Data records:
================
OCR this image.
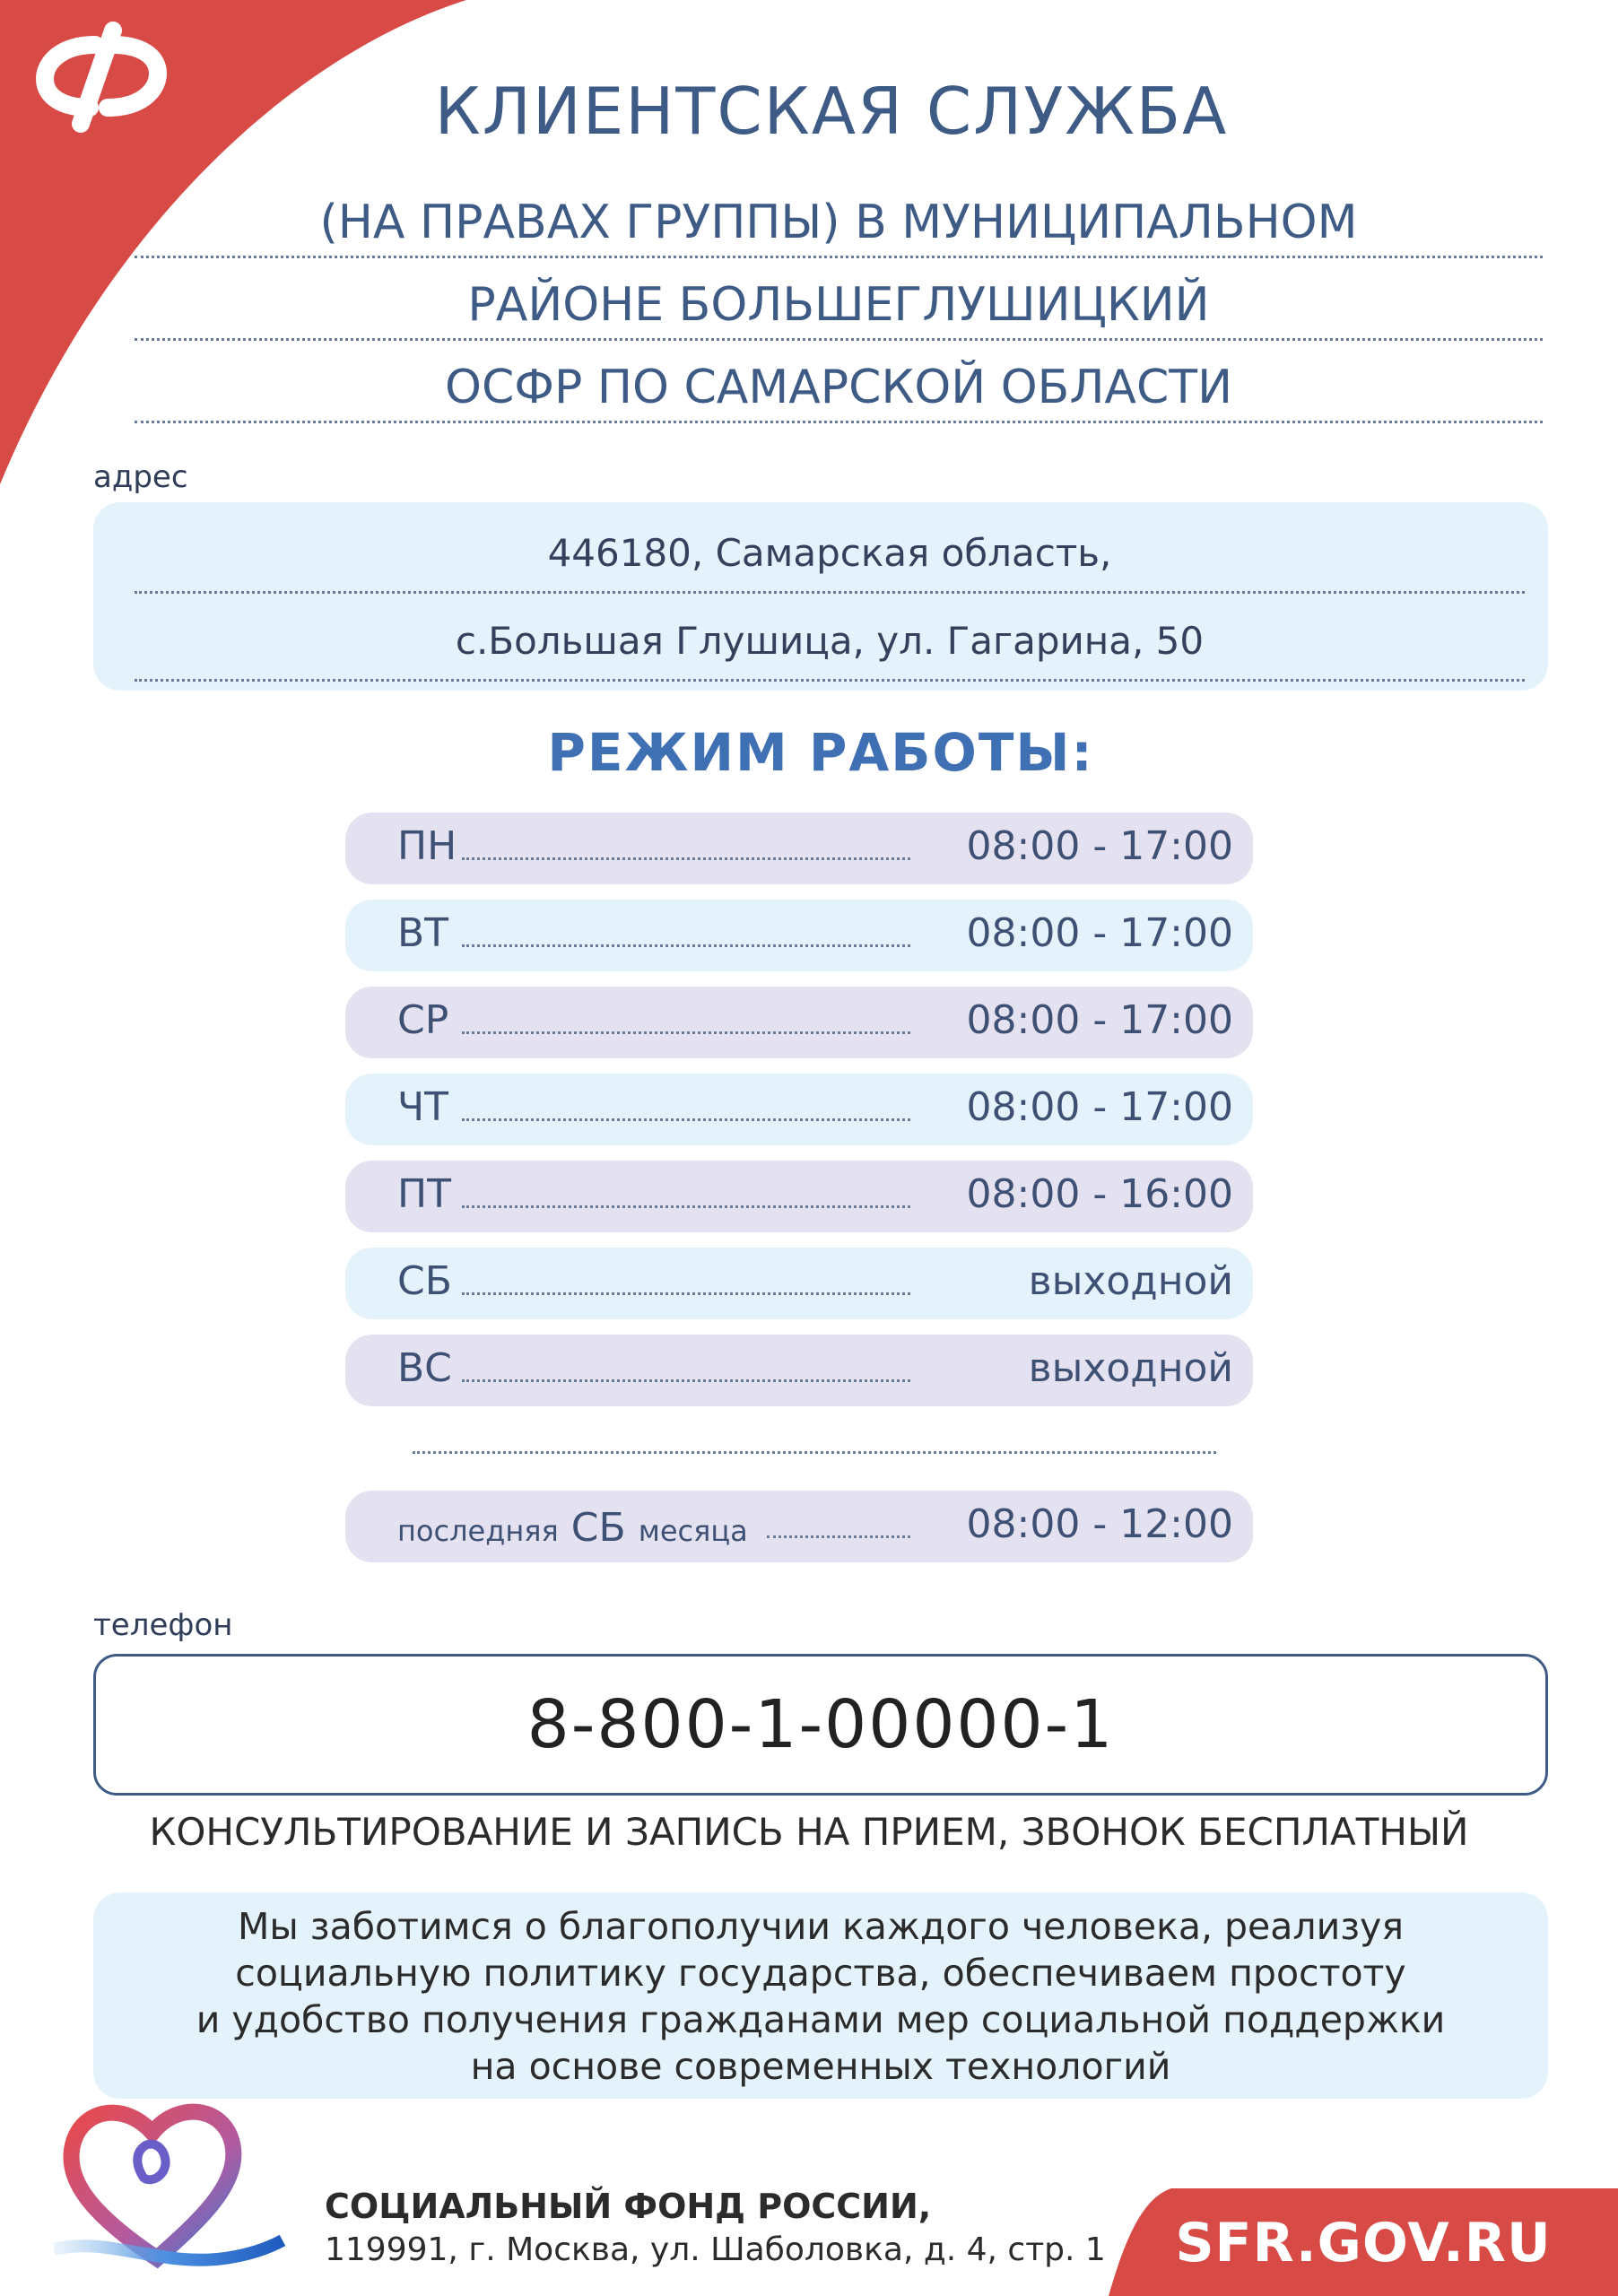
КЛИЕНТСКАЯ СЛУЖБА
(НА ПРАВАХ ГРУППЫ) В МУНИЦИПАЛЬНОМ
РАЙОНЕ БОЛЬШЕГЛУШИЦКИЙ
ОСФР ПО САМАРСКОЙ ОБЛАСТИ
адрес
446180, Самарская область,
с.Большая Глушица, ул. Гагарина, 50
РЕЖИМ РАБОТЫ:
ПН	08:00 - 17:00
ВТ	08:00 - 17:00
СР	08:00 - 17:00
ЧТ	08:00 - 17:00
ПТ	08:00 - 16:00
СБ	выходной
ВС	выходной
последняя СБ месяца	08:00 - 12:00
телефон
8-800-1-00000-1
КОНСУЛЬТИРОВАНИЕ И ЗАПИСЬ НА ПРИЕМ, ЗВОНОК БЕСПЛАТНЫЙ

Мы заботимся о благополучии каждого человека, реализуя

социальную политику государства, обеспечиваем простоту

и удобство получения гражданами мер социальной поддержки

на основе современных технологий

СОЦИАЛЬНЫЙ ФОНД РОССИИ,
119991, г. Москва, ул. Шаболовка, д. 4, стр. 1	SFR.GOV.RU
================
Repeat the entries exactly and keep the pictures out of the copy.

* **Result of this task**:
OCR this image.
КЛИЕНТСКАЯ СЛУЖБА
(НА ПРАВАХ ГРУППЫ) В МУНИЦИПАЛЬНОМ
РАЙОНЕ БОЛЬШЕГЛУШИЦКИЙ
ОСФР ПО САМАРСКОЙ ОБЛАСТИ
адрес
446180, Самарская область,
с.Большая Глушица, ул. Гагарина, 50
РЕЖИМ РАБОТЫ:
ПН	08:00 - 17:00
ВТ	08:00 - 17:00
СР	08:00 - 17:00
ЧТ	08:00 - 17:00
ПТ	08:00 - 16:00
СБ	выходной
ВС	выходной
последняя СБ месяца	08:00 - 12:00
телефон
8-800-1-00000-1
КОНСУЛЬТИРОВАНИЕ И ЗАПИСЬ НА ПРИЕМ, ЗВОНОК БЕСПЛАТНЫЙ

Мы заботимся о благополучии каждого человека, реализуя

социальную политику государства, обеспечиваем простоту

и удобство получения гражданами мер социальной поддержки

на основе современных технологий

СОЦИАЛЬНЫЙ ФОНД РОССИИ,
119991, г. Москва, ул. Шаболовка, д. 4, стр. 1	SFR.GOV.RU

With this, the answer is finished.